- **What you will do**
Copy the listing below line for line, keeping every character unchanged.

- **Data provided**
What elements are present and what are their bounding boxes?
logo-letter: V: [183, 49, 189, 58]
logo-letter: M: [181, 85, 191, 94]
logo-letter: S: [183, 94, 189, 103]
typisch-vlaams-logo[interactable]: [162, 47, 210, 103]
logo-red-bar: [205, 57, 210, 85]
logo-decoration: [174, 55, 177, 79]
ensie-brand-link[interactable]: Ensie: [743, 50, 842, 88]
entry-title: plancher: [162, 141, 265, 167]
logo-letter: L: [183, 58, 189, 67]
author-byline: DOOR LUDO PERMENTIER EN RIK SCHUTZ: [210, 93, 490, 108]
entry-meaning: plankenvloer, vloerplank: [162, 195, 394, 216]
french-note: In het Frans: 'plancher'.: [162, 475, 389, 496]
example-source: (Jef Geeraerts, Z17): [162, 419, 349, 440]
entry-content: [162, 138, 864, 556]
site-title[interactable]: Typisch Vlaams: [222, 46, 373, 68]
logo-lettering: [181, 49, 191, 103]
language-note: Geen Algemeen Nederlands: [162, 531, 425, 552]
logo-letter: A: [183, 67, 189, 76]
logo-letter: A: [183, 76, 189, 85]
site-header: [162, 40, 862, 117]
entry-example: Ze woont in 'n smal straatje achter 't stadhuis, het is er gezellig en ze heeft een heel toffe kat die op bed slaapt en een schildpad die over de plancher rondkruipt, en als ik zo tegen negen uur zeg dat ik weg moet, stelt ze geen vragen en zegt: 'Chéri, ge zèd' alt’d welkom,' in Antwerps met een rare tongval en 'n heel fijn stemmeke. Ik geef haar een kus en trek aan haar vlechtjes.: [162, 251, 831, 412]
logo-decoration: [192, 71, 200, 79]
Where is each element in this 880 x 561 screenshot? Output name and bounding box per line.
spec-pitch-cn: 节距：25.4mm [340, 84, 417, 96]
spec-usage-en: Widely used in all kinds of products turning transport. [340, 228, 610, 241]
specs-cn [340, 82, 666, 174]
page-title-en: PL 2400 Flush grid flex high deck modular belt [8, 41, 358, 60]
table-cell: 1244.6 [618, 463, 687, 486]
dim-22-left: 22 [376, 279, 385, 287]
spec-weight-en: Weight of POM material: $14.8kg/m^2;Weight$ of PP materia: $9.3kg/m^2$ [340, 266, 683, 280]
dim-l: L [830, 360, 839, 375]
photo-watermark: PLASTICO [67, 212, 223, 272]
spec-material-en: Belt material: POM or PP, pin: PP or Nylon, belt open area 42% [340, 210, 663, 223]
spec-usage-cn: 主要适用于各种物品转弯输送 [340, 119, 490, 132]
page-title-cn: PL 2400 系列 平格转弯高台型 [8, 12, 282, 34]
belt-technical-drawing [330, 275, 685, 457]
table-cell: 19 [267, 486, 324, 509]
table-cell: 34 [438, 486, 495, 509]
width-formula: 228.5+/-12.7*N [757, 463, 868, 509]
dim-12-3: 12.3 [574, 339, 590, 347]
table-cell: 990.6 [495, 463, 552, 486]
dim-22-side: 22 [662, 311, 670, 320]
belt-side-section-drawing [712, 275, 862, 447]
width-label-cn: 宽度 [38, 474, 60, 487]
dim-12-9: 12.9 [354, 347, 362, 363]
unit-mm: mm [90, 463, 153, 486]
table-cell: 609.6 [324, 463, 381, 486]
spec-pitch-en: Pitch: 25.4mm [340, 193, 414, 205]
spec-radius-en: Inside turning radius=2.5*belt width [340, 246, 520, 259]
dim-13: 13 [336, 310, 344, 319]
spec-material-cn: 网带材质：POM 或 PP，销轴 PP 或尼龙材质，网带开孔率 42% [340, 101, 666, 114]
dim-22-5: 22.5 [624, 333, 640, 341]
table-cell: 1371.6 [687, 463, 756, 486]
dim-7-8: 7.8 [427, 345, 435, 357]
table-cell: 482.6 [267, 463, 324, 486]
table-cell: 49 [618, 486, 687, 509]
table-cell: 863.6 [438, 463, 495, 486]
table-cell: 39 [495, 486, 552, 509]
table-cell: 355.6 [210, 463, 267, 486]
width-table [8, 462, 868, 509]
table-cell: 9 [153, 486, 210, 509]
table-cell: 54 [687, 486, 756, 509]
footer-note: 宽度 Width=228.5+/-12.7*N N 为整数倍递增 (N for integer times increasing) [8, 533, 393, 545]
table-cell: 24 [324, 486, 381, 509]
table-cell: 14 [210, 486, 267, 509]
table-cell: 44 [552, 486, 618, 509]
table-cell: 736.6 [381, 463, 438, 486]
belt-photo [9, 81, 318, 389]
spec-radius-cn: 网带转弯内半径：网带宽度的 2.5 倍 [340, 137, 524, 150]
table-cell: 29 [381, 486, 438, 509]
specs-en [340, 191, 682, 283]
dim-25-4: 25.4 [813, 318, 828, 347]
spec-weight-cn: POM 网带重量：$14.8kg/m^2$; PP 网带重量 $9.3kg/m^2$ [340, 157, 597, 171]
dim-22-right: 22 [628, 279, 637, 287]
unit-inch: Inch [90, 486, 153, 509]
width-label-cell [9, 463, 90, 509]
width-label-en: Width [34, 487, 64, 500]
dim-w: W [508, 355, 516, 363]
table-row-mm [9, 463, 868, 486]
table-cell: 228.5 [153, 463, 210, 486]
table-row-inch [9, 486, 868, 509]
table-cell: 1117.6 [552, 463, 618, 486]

- **The solution**
What elements are present and what are their bounding boxes?
logo-letter: V: [183, 49, 189, 58]
logo-letter: M: [181, 85, 191, 94]
logo-letter: S: [183, 94, 189, 103]
typisch-vlaams-logo[interactable]: [162, 47, 210, 103]
logo-red-bar: [205, 57, 210, 85]
logo-decoration: [174, 55, 177, 79]
ensie-brand-link[interactable]: Ensie: [743, 50, 842, 88]
entry-title: plancher: [162, 141, 265, 167]
logo-letter: L: [183, 58, 189, 67]
author-byline: DOOR LUDO PERMENTIER EN RIK SCHUTZ: [210, 93, 490, 108]
entry-meaning: plankenvloer, vloerplank: [162, 195, 394, 216]
french-note: In het Frans: 'plancher'.: [162, 475, 389, 496]
example-source: (Jef Geeraerts, Z17): [162, 419, 349, 440]
entry-content: [162, 138, 864, 556]
site-title[interactable]: Typisch Vlaams: [222, 46, 373, 68]
logo-lettering: [181, 49, 191, 103]
language-note: Geen Algemeen Nederlands: [162, 531, 425, 552]
logo-letter: A: [183, 67, 189, 76]
logo-letter: A: [183, 76, 189, 85]
site-header: [162, 40, 862, 117]
entry-example: Ze woont in 'n smal straatje achter 't stadhuis, het is er gezellig en ze heeft een heel toffe kat die op bed slaapt en een schildpad die over de plancher rondkruipt, en als ik zo tegen negen uur zeg dat ik weg moet, stelt ze geen vragen en zegt: 'Chéri, ge zèd' alt’d welkom,' in Antwerps met een rare tongval en 'n heel fijn stemmeke. Ik geef haar een kus en trek aan haar vlechtjes.: [162, 251, 831, 412]
logo-decoration: [192, 71, 200, 79]
Where is each element in this 880 x 561 screenshot? Output name and bounding box per line.
spec-pitch-cn: 节距：25.4mm [340, 84, 417, 96]
spec-usage-en: Widely used in all kinds of products turning transport. [340, 228, 610, 241]
specs-cn [340, 82, 666, 174]
page-title-en: PL 2400 Flush grid flex high deck modular belt [8, 41, 358, 60]
table-cell: 1244.6 [618, 463, 687, 486]
dim-22-left: 22 [376, 279, 385, 287]
spec-weight-en: Weight of POM material: $14.8kg/m^2;Weight$ of PP materia: $9.3kg/m^2$ [340, 266, 683, 280]
dim-l: L [830, 360, 839, 375]
photo-watermark: PLASTICO [67, 212, 223, 272]
spec-material-en: Belt material: POM or PP, pin: PP or Nylon, belt open area 42% [340, 210, 663, 223]
spec-usage-cn: 主要适用于各种物品转弯输送 [340, 119, 490, 132]
page-title-cn: PL 2400 系列 平格转弯高台型 [8, 12, 282, 34]
belt-technical-drawing [330, 275, 685, 457]
table-cell: 19 [267, 486, 324, 509]
table-cell: 34 [438, 486, 495, 509]
width-formula: 228.5+/-12.7*N [757, 463, 868, 509]
dim-12-3: 12.3 [574, 339, 590, 347]
table-cell: 990.6 [495, 463, 552, 486]
dim-22-side: 22 [662, 311, 670, 320]
belt-side-section-drawing [712, 275, 862, 447]
width-label-cn: 宽度 [38, 474, 60, 487]
dim-12-9: 12.9 [354, 347, 362, 363]
unit-mm: mm [90, 463, 153, 486]
table-cell: 609.6 [324, 463, 381, 486]
spec-pitch-en: Pitch: 25.4mm [340, 193, 414, 205]
spec-radius-en: Inside turning radius=2.5*belt width [340, 246, 520, 259]
dim-13: 13 [336, 310, 344, 319]
spec-material-cn: 网带材质：POM 或 PP，销轴 PP 或尼龙材质，网带开孔率 42% [340, 101, 666, 114]
dim-22-5: 22.5 [624, 333, 640, 341]
table-cell: 1371.6 [687, 463, 756, 486]
dim-7-8: 7.8 [427, 345, 435, 357]
table-cell: 482.6 [267, 463, 324, 486]
table-cell: 49 [618, 486, 687, 509]
table-cell: 863.6 [438, 463, 495, 486]
table-cell: 39 [495, 486, 552, 509]
table-cell: 355.6 [210, 463, 267, 486]
width-table [8, 462, 868, 509]
table-cell: 9 [153, 486, 210, 509]
table-cell: 54 [687, 486, 756, 509]
footer-note: 宽度 Width=228.5+/-12.7*N N 为整数倍递增 (N for integer times increasing) [8, 533, 393, 545]
table-cell: 24 [324, 486, 381, 509]
table-cell: 14 [210, 486, 267, 509]
table-cell: 44 [552, 486, 618, 509]
table-cell: 736.6 [381, 463, 438, 486]
belt-photo [9, 81, 318, 389]
spec-radius-cn: 网带转弯内半径：网带宽度的 2.5 倍 [340, 137, 524, 150]
table-cell: 29 [381, 486, 438, 509]
specs-en [340, 191, 682, 283]
dim-25-4: 25.4 [813, 318, 828, 347]
spec-weight-cn: POM 网带重量：$14.8kg/m^2$; PP 网带重量 $9.3kg/m^2$ [340, 157, 597, 171]
dim-22-right: 22 [628, 279, 637, 287]
unit-inch: Inch [90, 486, 153, 509]
width-label-cell [9, 463, 90, 509]
width-label-en: Width [34, 487, 64, 500]
dim-w: W [508, 355, 516, 363]
table-row-mm [9, 463, 868, 486]
table-cell: 228.5 [153, 463, 210, 486]
table-row-inch [9, 486, 868, 509]
table-cell: 1117.6 [552, 463, 618, 486]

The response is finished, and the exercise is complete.